## Goal of the exercise
Gather from the material every line that contains the string "grid".
◇ ◇ ◇ ◇ ◇
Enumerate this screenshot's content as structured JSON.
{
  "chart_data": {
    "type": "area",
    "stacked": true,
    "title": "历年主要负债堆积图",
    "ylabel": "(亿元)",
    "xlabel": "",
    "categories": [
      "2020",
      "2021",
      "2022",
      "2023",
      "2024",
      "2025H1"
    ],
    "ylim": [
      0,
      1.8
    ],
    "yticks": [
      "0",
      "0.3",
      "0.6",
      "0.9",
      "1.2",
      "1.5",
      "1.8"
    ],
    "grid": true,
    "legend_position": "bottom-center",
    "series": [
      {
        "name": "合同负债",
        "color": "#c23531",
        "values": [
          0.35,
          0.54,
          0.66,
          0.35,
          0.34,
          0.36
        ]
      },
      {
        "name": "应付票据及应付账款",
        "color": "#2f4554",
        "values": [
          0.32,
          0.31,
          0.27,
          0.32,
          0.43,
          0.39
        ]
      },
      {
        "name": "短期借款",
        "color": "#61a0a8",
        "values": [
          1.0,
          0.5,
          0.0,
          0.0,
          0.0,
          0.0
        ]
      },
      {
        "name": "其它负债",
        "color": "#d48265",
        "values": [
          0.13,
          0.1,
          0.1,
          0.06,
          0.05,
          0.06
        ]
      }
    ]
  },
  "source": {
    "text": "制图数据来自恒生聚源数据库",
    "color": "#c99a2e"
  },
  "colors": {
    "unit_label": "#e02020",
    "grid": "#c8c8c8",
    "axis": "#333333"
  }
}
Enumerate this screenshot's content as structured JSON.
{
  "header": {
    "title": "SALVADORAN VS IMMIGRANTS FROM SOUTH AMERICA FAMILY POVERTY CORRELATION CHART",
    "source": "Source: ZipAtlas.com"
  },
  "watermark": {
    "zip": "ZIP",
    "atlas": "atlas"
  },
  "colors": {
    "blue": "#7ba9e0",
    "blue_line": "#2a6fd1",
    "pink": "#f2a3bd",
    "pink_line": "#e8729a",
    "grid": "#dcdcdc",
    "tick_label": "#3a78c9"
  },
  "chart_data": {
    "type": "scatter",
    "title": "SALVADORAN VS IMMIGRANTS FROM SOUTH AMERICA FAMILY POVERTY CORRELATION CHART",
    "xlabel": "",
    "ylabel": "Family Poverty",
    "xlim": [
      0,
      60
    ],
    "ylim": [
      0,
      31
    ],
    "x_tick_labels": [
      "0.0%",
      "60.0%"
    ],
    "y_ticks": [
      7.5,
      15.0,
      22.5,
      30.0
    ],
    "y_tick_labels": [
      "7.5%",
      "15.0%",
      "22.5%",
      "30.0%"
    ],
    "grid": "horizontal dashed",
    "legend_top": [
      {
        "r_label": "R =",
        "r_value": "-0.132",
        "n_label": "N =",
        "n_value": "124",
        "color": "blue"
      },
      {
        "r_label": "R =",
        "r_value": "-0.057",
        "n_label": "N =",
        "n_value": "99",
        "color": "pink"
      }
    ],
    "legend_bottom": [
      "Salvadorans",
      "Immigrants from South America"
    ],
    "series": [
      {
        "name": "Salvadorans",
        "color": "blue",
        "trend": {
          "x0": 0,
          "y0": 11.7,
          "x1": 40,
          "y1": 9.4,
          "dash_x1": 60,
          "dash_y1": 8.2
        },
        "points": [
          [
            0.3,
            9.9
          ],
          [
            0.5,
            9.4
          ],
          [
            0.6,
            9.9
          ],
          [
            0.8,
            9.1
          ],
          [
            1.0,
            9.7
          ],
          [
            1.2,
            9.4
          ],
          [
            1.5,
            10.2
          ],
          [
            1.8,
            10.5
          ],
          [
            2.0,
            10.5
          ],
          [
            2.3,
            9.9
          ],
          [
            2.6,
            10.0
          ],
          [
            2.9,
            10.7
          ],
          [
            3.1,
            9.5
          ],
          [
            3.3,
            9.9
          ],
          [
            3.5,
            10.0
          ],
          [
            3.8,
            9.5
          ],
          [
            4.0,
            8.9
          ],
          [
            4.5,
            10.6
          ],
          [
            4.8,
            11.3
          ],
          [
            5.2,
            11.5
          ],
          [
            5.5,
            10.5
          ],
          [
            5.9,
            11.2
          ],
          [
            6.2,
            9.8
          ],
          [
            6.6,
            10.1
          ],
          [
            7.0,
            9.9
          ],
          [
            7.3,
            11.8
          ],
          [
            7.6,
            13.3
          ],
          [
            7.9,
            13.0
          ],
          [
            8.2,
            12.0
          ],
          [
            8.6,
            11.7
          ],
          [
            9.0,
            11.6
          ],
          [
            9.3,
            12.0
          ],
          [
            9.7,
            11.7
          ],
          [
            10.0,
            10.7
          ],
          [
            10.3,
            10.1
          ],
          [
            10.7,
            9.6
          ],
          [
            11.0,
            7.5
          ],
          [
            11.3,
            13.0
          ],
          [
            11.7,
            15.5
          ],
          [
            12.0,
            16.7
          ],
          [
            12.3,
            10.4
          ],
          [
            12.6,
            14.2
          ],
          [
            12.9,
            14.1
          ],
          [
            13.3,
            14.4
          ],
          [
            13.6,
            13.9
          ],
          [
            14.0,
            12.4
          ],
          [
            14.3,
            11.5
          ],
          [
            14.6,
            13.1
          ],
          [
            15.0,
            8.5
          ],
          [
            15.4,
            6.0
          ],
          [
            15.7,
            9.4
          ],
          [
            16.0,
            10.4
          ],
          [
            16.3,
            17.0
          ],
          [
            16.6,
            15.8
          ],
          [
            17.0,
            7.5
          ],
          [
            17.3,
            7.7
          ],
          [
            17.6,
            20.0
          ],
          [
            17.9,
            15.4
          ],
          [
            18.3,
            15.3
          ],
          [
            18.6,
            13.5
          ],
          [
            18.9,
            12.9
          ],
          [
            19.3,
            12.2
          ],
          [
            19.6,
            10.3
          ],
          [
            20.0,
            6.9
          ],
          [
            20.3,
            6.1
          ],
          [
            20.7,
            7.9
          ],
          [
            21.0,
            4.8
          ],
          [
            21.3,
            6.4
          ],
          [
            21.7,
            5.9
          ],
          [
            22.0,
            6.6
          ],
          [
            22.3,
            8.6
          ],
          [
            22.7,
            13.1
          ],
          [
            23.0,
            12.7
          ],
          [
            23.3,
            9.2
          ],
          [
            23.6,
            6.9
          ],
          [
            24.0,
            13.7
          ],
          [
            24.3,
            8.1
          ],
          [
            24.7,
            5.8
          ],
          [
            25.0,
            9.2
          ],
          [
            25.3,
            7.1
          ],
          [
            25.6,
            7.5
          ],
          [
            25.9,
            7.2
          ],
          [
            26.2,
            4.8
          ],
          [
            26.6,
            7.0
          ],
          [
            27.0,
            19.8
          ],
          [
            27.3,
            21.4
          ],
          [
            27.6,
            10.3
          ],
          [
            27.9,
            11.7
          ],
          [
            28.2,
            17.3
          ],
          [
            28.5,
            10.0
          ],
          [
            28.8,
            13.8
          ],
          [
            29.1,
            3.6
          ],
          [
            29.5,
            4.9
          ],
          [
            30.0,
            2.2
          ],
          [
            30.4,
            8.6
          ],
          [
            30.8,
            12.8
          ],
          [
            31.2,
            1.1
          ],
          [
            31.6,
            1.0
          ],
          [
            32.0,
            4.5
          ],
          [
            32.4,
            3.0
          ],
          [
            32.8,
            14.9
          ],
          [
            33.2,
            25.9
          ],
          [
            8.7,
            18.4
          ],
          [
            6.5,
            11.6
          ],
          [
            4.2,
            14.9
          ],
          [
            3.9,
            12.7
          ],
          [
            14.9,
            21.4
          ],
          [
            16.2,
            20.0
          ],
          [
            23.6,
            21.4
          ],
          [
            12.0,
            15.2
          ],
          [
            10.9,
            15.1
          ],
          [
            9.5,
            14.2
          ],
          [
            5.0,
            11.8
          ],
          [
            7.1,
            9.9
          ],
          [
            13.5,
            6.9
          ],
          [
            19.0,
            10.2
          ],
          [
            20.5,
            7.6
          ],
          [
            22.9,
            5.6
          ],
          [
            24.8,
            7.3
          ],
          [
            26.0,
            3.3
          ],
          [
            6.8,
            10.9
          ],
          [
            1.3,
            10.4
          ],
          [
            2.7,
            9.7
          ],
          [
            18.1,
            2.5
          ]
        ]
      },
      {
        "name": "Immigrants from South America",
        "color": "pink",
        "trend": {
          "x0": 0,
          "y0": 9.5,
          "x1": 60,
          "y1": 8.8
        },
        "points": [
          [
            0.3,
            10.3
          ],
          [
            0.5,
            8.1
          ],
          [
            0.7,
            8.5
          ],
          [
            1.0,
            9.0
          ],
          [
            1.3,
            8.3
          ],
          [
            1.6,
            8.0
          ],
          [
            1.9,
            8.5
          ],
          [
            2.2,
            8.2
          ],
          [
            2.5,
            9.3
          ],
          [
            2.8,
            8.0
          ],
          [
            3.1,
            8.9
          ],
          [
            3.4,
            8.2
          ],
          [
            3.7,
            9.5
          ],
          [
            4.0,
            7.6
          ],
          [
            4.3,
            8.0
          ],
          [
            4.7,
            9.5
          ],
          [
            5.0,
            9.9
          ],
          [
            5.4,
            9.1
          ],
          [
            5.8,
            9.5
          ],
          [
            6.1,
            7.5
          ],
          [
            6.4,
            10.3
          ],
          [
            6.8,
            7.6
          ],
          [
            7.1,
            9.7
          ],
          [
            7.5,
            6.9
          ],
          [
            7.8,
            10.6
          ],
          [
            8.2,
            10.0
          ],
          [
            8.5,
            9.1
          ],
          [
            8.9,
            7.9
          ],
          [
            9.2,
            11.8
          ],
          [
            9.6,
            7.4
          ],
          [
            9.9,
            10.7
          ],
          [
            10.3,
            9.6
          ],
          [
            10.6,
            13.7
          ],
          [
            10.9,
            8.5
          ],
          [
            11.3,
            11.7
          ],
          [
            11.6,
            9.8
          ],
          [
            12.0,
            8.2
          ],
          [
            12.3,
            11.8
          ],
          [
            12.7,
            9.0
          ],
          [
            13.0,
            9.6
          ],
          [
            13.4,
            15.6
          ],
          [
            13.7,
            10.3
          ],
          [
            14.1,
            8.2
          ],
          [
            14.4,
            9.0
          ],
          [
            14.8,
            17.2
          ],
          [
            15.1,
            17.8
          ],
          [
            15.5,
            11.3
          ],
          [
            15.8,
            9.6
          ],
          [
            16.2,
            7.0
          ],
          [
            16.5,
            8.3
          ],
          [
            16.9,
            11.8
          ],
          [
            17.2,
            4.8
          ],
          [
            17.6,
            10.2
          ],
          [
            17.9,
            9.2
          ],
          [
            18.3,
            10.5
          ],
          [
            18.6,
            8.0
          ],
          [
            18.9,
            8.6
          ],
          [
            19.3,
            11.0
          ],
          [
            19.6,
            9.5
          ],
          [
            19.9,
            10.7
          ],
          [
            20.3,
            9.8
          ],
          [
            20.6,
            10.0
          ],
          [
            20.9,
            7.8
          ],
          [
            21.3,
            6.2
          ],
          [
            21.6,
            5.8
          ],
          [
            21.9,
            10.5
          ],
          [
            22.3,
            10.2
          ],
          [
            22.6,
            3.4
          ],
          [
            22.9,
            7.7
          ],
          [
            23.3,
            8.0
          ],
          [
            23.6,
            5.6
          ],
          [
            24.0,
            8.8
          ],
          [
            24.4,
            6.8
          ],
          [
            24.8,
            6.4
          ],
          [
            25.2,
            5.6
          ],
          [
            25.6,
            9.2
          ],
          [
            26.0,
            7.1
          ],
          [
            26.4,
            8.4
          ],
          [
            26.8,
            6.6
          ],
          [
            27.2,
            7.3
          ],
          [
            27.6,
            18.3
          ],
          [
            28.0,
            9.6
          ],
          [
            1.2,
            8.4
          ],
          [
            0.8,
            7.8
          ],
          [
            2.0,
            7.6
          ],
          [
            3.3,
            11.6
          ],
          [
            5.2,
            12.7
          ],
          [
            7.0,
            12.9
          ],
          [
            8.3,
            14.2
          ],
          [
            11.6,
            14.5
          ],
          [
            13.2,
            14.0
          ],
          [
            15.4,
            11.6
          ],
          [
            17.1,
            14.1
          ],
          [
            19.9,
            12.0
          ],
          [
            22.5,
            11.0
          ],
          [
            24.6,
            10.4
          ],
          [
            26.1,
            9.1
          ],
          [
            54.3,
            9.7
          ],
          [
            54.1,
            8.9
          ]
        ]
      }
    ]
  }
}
◇ ◇ ◇ ◇ ◇
## Answer below
    "grid": true,
    "grid": "#c8c8c8",
    "grid": "#dcdcdc",
    "grid": "horizontal dashed",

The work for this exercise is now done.